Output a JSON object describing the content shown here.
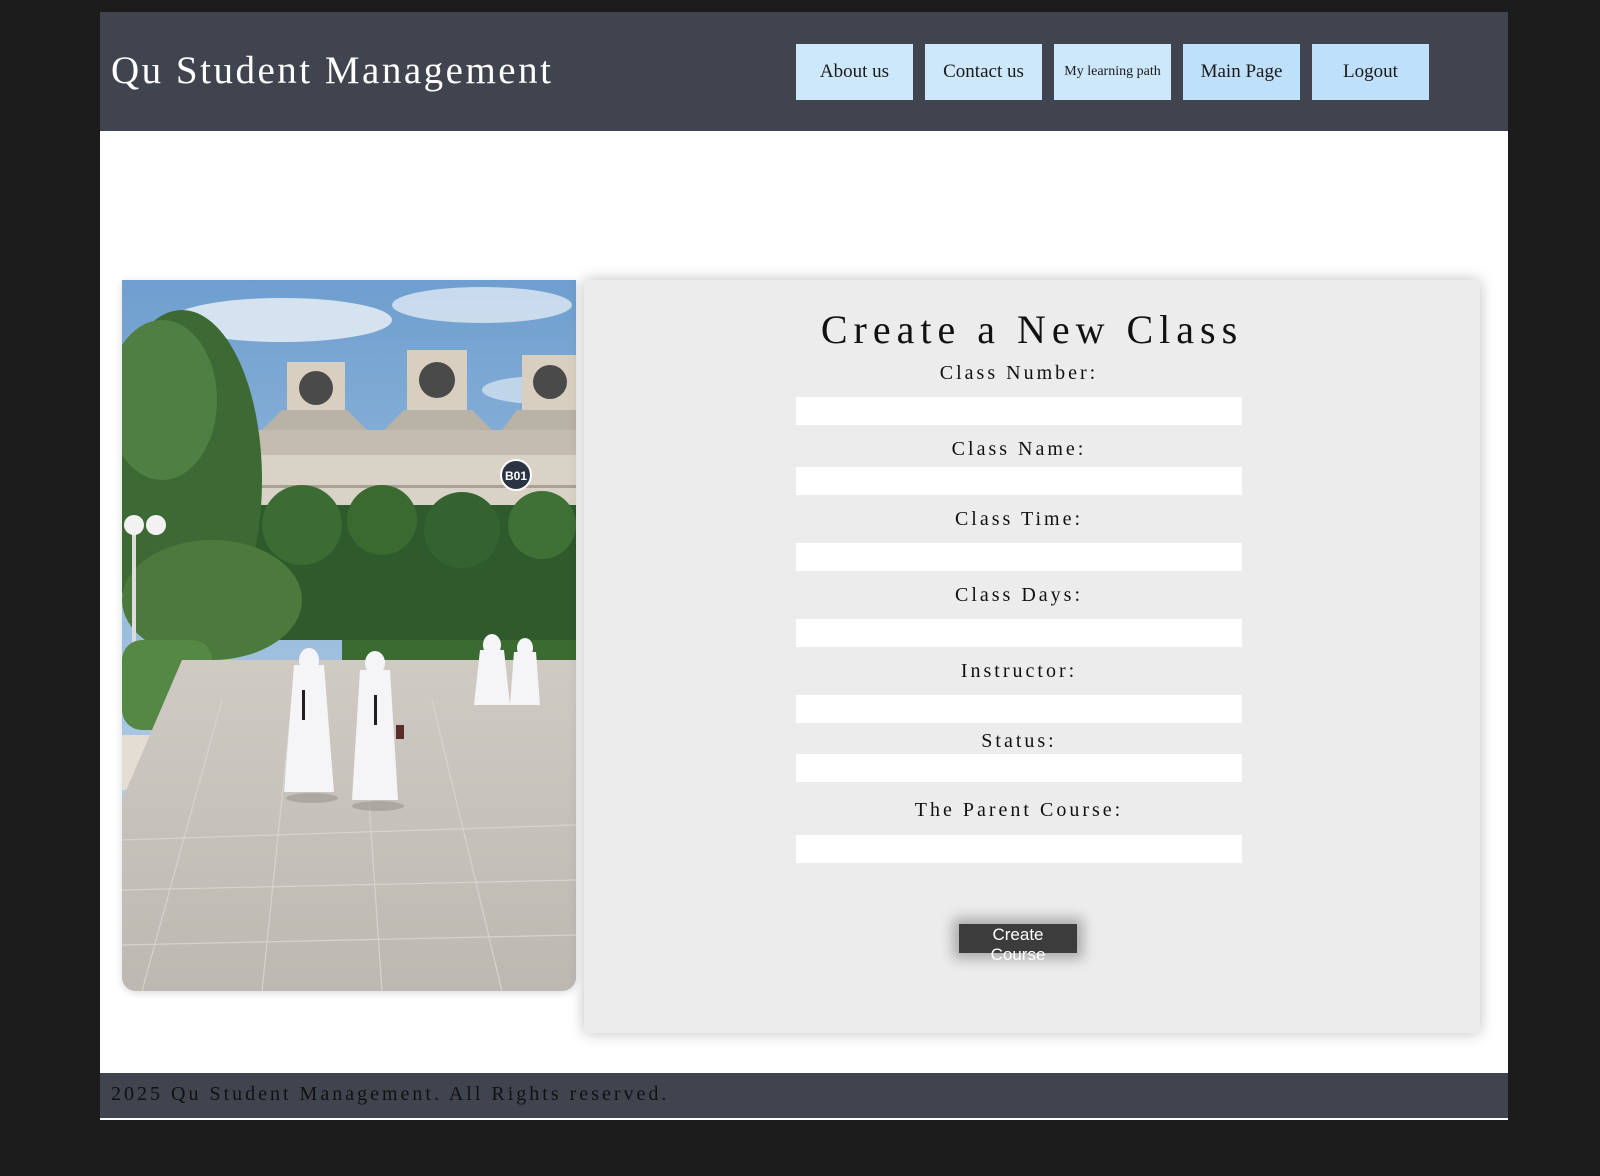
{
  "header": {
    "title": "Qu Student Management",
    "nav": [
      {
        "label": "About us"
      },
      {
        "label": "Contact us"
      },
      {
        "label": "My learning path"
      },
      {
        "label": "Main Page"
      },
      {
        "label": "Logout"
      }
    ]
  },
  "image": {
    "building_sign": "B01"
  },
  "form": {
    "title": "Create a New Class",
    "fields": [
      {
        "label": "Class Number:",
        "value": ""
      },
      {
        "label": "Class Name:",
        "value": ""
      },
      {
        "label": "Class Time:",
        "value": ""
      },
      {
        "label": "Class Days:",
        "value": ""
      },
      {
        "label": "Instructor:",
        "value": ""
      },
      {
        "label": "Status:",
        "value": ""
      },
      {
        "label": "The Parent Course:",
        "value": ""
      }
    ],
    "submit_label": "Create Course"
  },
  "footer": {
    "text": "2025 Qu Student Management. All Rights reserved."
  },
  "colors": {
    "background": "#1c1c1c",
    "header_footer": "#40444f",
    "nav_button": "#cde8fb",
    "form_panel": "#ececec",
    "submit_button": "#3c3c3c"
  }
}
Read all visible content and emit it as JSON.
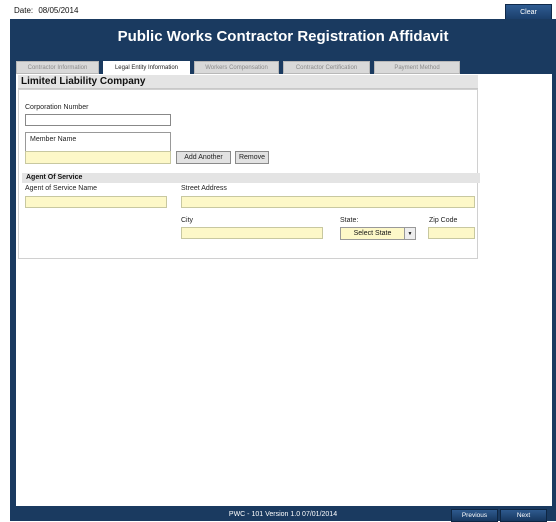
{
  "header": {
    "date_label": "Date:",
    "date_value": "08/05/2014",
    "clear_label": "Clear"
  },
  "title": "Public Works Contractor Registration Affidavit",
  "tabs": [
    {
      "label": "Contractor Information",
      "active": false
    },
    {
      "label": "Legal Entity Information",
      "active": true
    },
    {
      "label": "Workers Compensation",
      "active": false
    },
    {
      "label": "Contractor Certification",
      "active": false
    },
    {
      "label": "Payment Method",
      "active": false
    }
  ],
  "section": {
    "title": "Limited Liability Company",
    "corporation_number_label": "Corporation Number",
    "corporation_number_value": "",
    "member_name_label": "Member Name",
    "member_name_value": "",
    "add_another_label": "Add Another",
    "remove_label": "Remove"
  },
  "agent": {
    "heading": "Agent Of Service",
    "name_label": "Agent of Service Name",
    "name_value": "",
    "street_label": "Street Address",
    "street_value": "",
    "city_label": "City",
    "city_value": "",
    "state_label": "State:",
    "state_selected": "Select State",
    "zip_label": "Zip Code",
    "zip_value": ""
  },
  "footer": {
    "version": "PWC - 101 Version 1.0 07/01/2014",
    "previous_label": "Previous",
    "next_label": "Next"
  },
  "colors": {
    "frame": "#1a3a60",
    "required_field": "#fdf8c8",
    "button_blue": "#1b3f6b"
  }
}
# # # # #
Task prompt
Reproduce each line exactly, please, except for any pictures.

Worked answer
Output a JSON object describing the content shown here.
{
  "header": {
    "title": "Qu Student Management",
    "nav": [
      {
        "label": "About us"
      },
      {
        "label": "Contact us"
      },
      {
        "label": "My learning path"
      },
      {
        "label": "Main Page"
      },
      {
        "label": "Logout"
      }
    ]
  },
  "image": {
    "building_sign": "B01"
  },
  "form": {
    "title": "Create a New Class",
    "fields": [
      {
        "label": "Class Number:",
        "value": ""
      },
      {
        "label": "Class Name:",
        "value": ""
      },
      {
        "label": "Class Time:",
        "value": ""
      },
      {
        "label": "Class Days:",
        "value": ""
      },
      {
        "label": "Instructor:",
        "value": ""
      },
      {
        "label": "Status:",
        "value": ""
      },
      {
        "label": "The Parent Course:",
        "value": ""
      }
    ],
    "submit_label": "Create Course"
  },
  "footer": {
    "text": "2025 Qu Student Management. All Rights reserved."
  },
  "colors": {
    "background": "#1c1c1c",
    "header_footer": "#40444f",
    "nav_button": "#cde8fb",
    "form_panel": "#ececec",
    "submit_button": "#3c3c3c"
  }
}
Read all visible content and emit it as JSON.
{
  "header": {
    "date_label": "Date:",
    "date_value": "08/05/2014",
    "clear_label": "Clear"
  },
  "title": "Public Works Contractor Registration Affidavit",
  "tabs": [
    {
      "label": "Contractor Information",
      "active": false
    },
    {
      "label": "Legal Entity Information",
      "active": true
    },
    {
      "label": "Workers Compensation",
      "active": false
    },
    {
      "label": "Contractor Certification",
      "active": false
    },
    {
      "label": "Payment Method",
      "active": false
    }
  ],
  "section": {
    "title": "Limited Liability Company",
    "corporation_number_label": "Corporation Number",
    "corporation_number_value": "",
    "member_name_label": "Member Name",
    "member_name_value": "",
    "add_another_label": "Add Another",
    "remove_label": "Remove"
  },
  "agent": {
    "heading": "Agent Of Service",
    "name_label": "Agent of Service Name",
    "name_value": "",
    "street_label": "Street Address",
    "street_value": "",
    "city_label": "City",
    "city_value": "",
    "state_label": "State:",
    "state_selected": "Select State",
    "zip_label": "Zip Code",
    "zip_value": ""
  },
  "footer": {
    "version": "PWC - 101 Version 1.0 07/01/2014",
    "previous_label": "Previous",
    "next_label": "Next"
  },
  "colors": {
    "frame": "#1a3a60",
    "required_field": "#fdf8c8",
    "button_blue": "#1b3f6b"
  }
}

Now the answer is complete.